# Written instruction
Exclude the pictures and return every line exactly as written.
# START OF Supplied records
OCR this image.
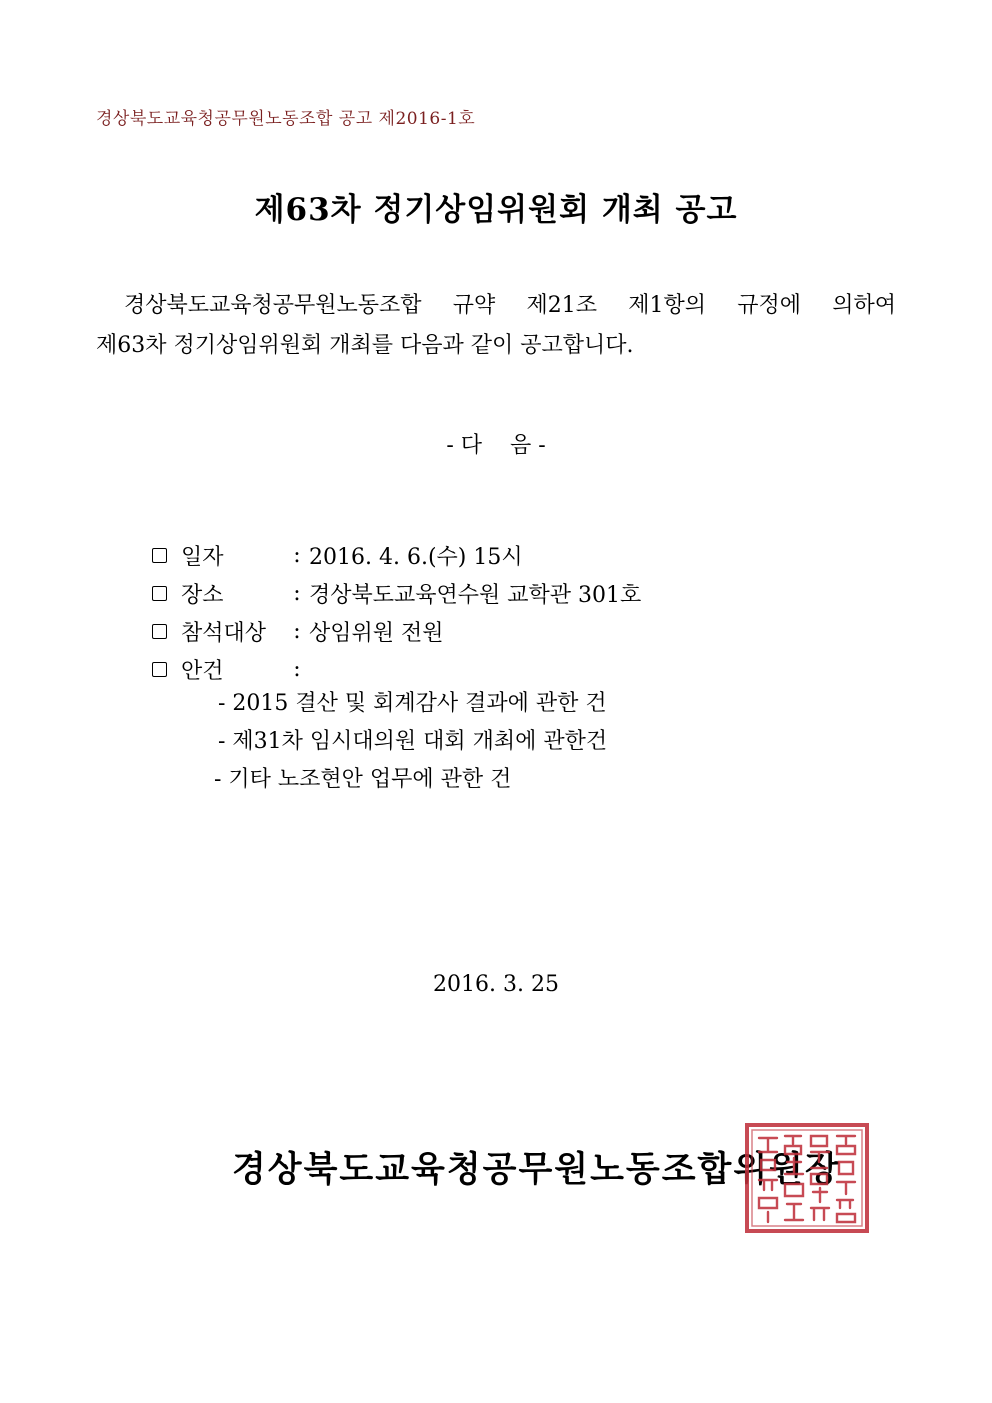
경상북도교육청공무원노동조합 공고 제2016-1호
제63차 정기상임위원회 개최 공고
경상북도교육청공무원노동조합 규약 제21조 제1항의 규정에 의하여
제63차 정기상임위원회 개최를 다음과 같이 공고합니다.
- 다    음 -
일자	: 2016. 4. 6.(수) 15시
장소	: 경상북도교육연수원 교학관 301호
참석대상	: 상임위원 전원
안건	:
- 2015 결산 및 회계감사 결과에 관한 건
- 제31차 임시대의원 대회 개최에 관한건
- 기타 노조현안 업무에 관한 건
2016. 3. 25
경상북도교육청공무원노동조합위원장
# END OF Supplied records
# Task output
OCR this image.
경상북도교육청공무원노동조합 공고 제2016-1호
제63차 정기상임위원회 개최 공고
경상북도교육청공무원노동조합 규약 제21조 제1항의 규정에 의하여
제63차 정기상임위원회 개최를 다음과 같이 공고합니다.
- 다    음 -
일자	: 2016. 4. 6.(수) 15시
장소	: 경상북도교육연수원 교학관 301호
참석대상	: 상임위원 전원
안건	:
- 2015 결산 및 회계감사 결과에 관한 건
- 제31차 임시대의원 대회 개최에 관한건
- 기타 노조현안 업무에 관한 건
2016. 3. 25
경상북도교육청공무원노동조합위원장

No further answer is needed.